> _Task statement_: Among the lines below, count those containing the word "огорчен". Give the number only.

> _Provided data_:
⁂
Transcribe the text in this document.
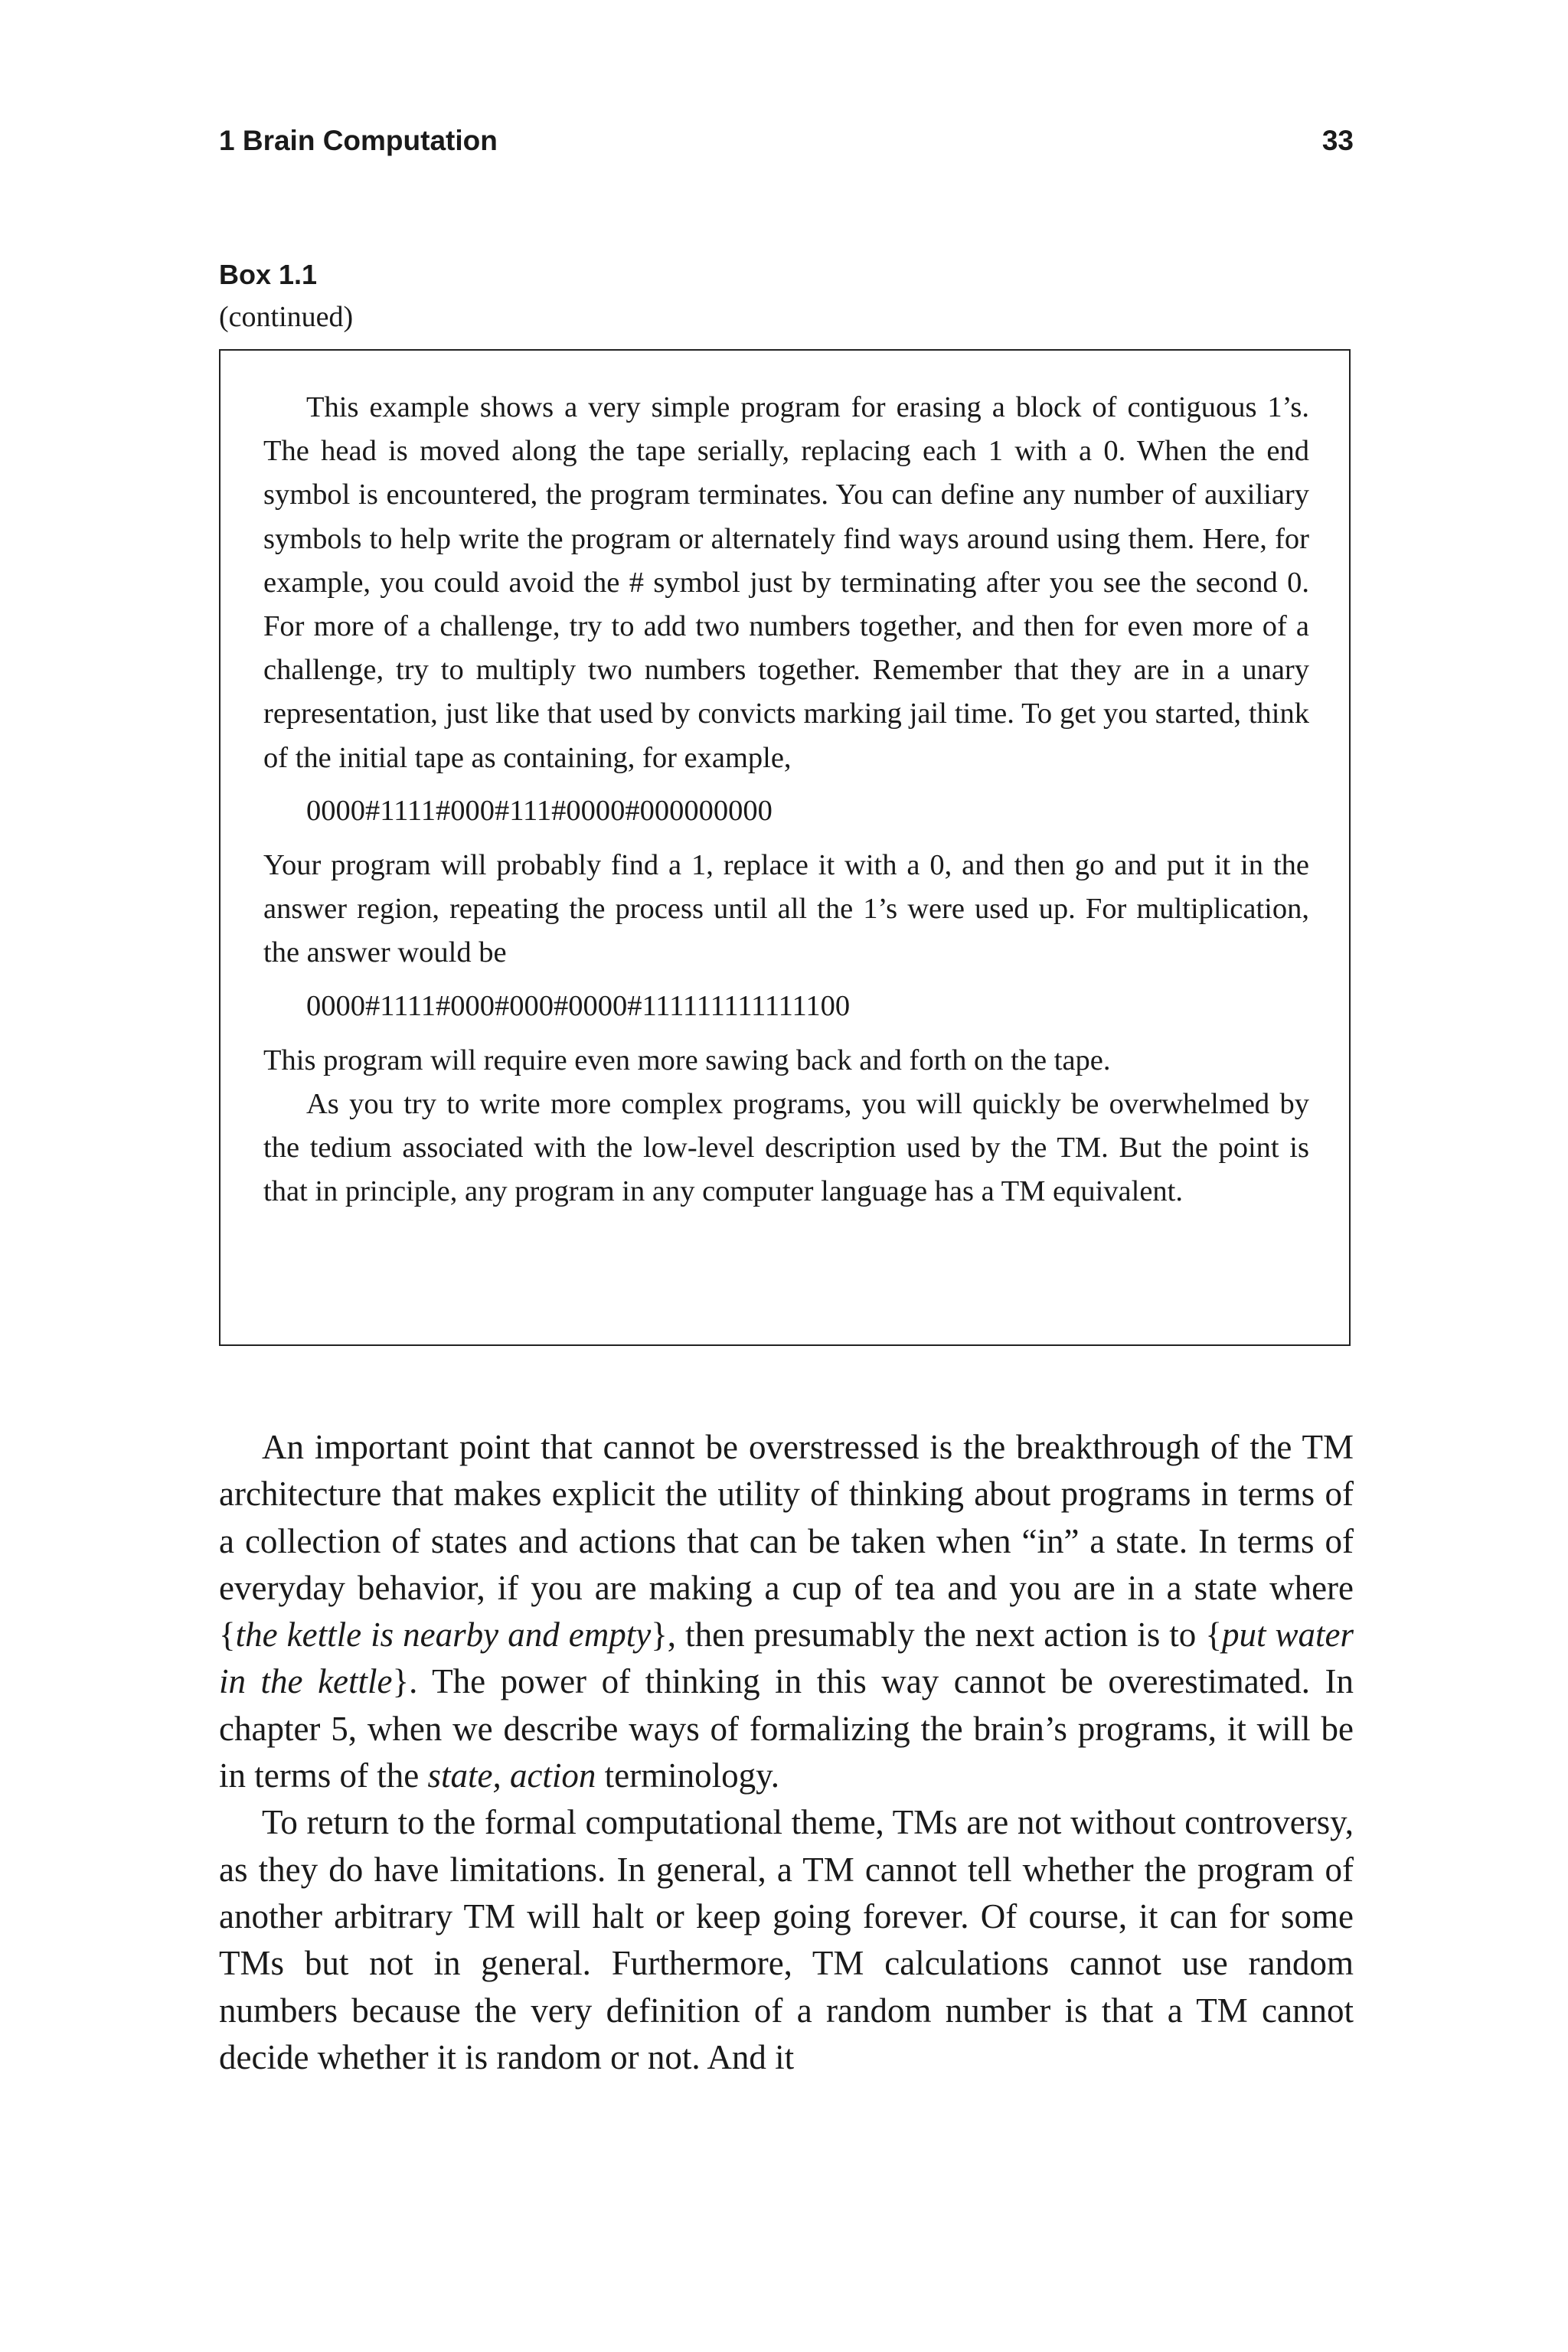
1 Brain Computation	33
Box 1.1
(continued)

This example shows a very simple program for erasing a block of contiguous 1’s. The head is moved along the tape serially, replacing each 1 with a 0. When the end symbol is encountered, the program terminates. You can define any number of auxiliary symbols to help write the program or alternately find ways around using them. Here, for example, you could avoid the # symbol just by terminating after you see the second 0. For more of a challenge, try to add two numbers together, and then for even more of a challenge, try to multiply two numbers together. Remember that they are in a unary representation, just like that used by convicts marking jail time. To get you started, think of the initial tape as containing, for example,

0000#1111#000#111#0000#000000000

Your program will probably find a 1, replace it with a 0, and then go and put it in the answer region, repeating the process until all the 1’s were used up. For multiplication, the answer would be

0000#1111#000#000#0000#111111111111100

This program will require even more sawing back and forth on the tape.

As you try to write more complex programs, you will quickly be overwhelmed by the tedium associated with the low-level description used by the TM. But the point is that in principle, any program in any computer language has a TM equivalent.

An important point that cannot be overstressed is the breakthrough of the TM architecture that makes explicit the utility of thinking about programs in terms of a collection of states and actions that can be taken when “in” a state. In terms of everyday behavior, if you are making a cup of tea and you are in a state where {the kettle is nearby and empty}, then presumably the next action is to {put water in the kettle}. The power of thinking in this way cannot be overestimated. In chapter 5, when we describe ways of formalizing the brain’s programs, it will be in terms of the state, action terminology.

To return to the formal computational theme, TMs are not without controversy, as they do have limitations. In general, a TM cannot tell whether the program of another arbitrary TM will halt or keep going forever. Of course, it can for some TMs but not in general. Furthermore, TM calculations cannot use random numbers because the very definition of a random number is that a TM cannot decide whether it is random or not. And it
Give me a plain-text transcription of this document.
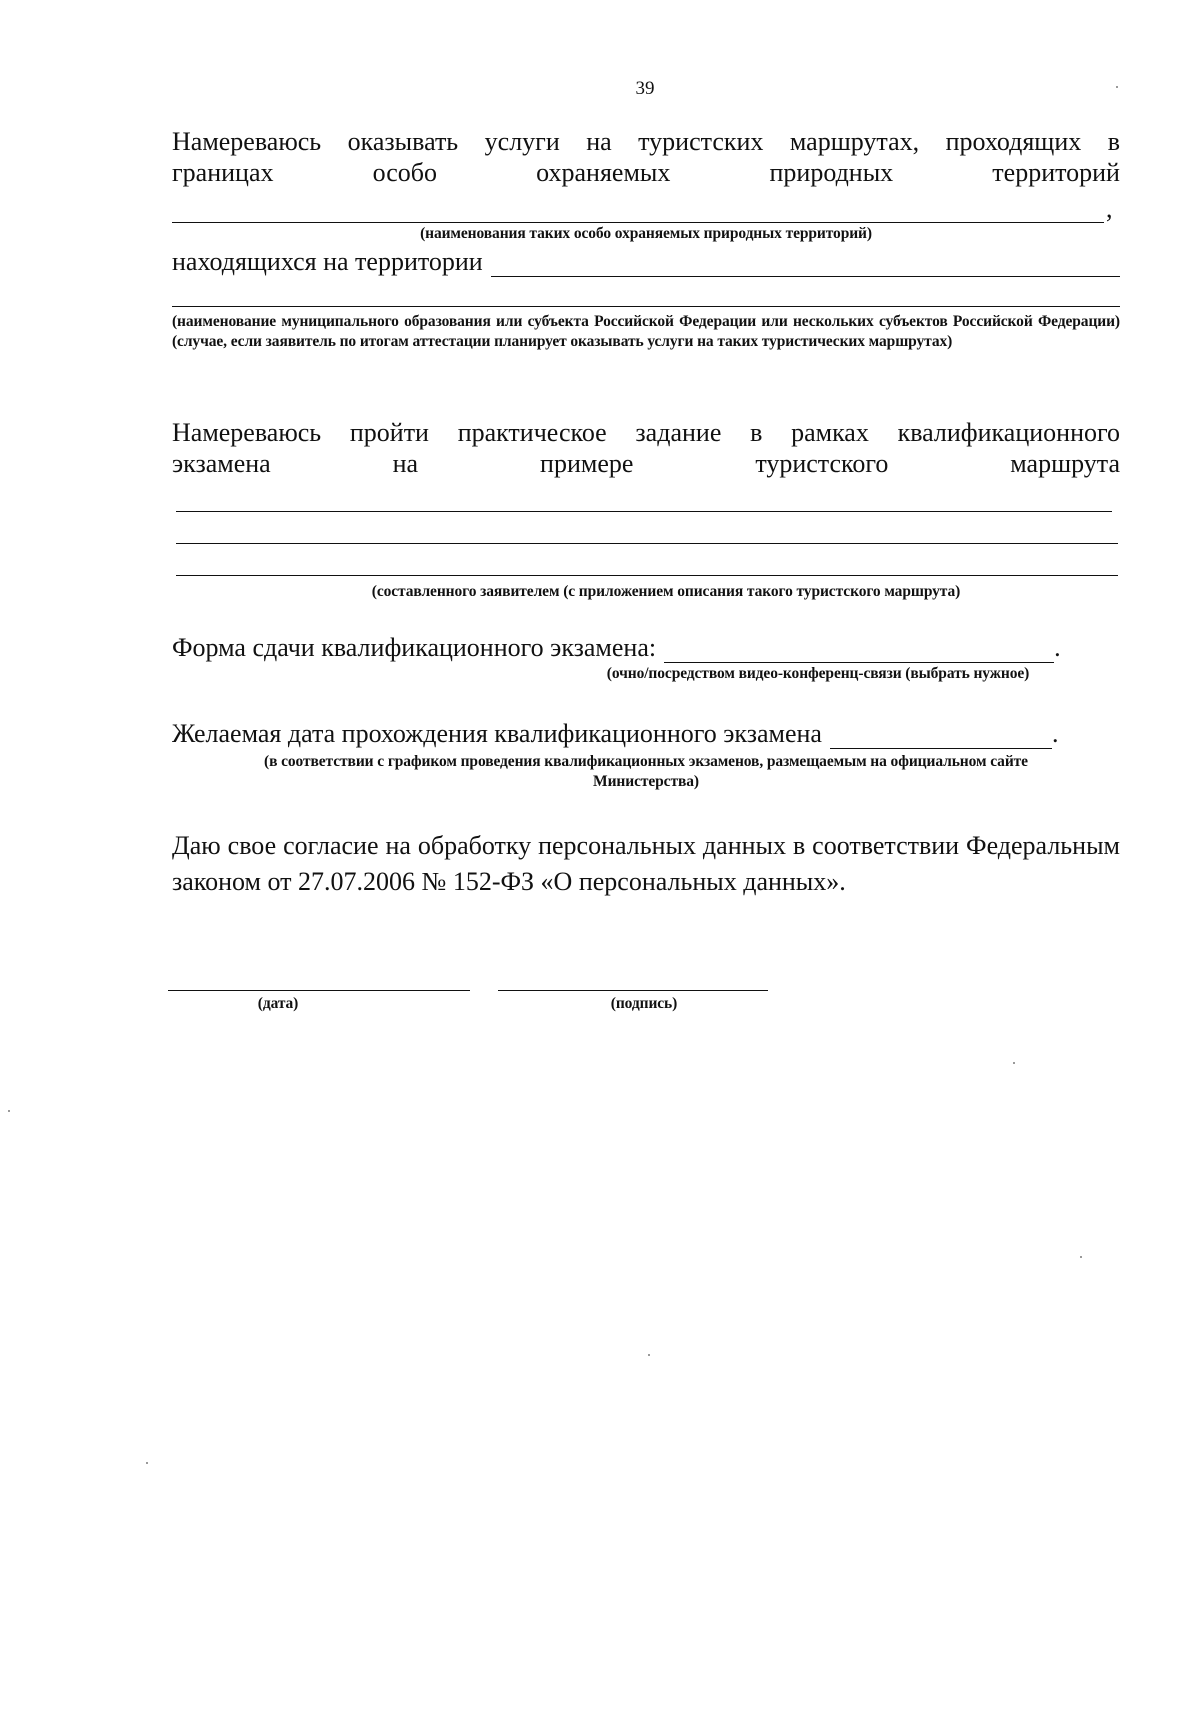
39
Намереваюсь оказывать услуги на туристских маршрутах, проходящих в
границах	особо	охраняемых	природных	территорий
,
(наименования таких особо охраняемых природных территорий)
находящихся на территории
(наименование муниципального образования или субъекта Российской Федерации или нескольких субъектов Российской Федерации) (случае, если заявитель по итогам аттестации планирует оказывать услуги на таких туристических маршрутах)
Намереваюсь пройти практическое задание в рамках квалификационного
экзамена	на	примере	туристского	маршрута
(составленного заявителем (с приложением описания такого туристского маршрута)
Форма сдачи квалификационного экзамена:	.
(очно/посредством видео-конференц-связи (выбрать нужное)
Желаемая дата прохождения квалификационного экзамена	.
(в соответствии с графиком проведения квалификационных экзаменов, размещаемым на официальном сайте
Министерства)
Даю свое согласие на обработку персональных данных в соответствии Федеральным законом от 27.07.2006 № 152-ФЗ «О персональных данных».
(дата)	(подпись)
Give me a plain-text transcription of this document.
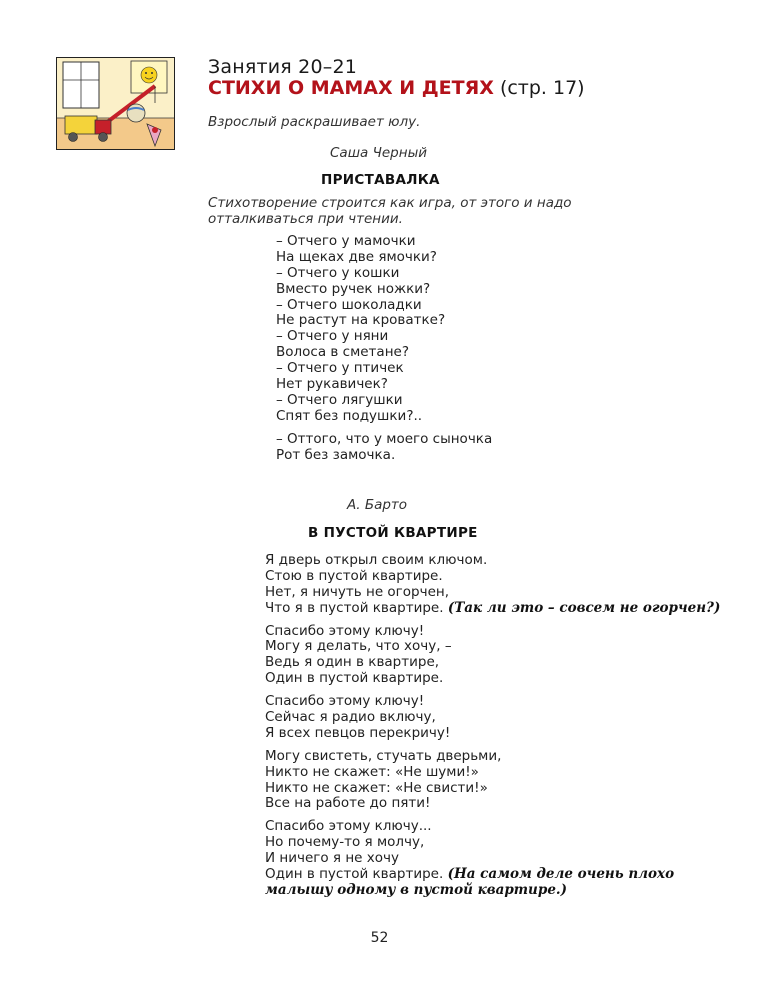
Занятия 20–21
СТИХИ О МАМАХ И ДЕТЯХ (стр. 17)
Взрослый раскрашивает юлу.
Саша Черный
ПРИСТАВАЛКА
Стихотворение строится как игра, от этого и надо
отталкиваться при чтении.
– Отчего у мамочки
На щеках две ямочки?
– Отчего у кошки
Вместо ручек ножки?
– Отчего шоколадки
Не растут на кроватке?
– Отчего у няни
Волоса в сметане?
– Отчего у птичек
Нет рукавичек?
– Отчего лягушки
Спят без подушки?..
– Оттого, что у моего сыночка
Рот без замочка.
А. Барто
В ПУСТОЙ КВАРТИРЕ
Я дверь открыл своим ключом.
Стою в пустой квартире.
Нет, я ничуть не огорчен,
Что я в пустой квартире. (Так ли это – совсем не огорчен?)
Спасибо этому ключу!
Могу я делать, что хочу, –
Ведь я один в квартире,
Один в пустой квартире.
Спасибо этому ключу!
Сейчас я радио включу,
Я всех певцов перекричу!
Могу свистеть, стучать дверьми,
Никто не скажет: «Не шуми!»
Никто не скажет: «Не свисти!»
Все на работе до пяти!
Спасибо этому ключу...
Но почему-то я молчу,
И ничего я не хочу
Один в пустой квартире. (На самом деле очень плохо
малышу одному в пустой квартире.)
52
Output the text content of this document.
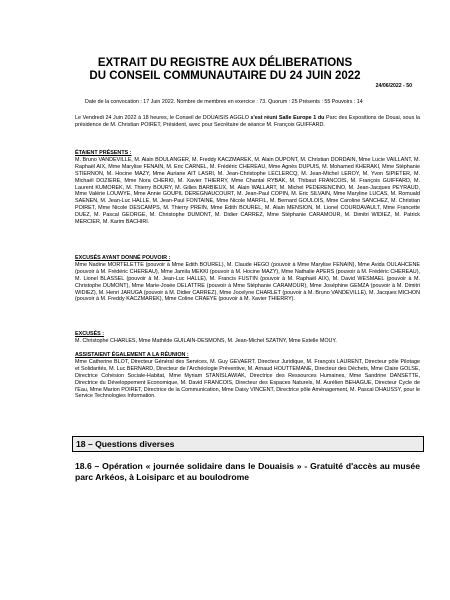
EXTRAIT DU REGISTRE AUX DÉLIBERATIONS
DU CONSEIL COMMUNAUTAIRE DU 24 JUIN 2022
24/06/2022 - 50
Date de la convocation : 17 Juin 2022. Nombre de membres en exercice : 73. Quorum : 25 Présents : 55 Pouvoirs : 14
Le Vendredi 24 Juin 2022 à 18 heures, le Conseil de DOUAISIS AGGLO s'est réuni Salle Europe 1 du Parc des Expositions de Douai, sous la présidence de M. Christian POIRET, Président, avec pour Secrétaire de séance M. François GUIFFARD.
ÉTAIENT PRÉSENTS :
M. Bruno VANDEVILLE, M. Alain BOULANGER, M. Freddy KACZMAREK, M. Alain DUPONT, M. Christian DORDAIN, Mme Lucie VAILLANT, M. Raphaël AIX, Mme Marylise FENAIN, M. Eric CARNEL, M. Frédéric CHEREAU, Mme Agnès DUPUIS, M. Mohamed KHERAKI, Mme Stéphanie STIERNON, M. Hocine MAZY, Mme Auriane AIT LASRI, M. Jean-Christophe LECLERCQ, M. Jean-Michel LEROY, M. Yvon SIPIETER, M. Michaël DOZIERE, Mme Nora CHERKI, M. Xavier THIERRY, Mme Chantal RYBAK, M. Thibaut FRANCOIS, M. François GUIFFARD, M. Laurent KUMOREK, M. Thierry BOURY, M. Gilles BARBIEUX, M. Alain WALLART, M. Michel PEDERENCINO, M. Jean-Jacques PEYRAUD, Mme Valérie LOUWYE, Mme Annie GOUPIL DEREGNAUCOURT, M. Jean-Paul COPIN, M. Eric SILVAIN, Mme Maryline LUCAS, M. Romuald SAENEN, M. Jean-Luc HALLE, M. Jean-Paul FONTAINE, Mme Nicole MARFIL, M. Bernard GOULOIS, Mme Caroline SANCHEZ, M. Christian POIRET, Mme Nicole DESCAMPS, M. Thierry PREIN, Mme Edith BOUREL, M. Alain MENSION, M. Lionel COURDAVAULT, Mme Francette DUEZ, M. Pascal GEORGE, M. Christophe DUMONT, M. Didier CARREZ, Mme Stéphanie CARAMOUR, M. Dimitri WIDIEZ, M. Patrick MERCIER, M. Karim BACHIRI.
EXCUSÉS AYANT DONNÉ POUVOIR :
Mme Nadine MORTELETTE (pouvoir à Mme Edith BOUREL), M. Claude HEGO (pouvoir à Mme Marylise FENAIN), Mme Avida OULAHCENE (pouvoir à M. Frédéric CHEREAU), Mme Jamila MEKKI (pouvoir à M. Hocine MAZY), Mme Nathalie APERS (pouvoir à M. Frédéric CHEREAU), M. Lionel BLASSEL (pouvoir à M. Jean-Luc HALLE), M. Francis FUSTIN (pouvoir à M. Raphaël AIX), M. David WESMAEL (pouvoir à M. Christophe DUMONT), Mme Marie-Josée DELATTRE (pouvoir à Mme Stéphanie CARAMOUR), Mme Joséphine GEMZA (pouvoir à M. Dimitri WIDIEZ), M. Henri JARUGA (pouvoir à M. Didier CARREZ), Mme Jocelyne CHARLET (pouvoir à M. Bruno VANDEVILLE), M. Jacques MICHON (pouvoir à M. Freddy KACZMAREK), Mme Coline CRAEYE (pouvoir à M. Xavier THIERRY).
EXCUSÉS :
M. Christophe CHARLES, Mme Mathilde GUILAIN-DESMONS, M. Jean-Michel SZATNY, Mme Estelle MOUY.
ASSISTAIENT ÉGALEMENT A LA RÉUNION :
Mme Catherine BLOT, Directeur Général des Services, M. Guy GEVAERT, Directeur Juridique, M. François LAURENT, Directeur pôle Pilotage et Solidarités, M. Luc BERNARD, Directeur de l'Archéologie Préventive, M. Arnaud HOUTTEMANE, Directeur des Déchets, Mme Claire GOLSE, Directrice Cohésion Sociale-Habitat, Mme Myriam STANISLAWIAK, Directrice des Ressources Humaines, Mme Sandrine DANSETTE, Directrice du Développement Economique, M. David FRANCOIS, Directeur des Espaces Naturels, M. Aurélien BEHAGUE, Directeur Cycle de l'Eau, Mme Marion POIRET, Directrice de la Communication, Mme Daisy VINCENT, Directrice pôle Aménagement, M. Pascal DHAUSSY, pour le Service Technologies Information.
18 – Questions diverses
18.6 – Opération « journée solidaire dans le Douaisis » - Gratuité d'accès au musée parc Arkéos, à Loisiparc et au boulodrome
⁂
> _Complete response_: 2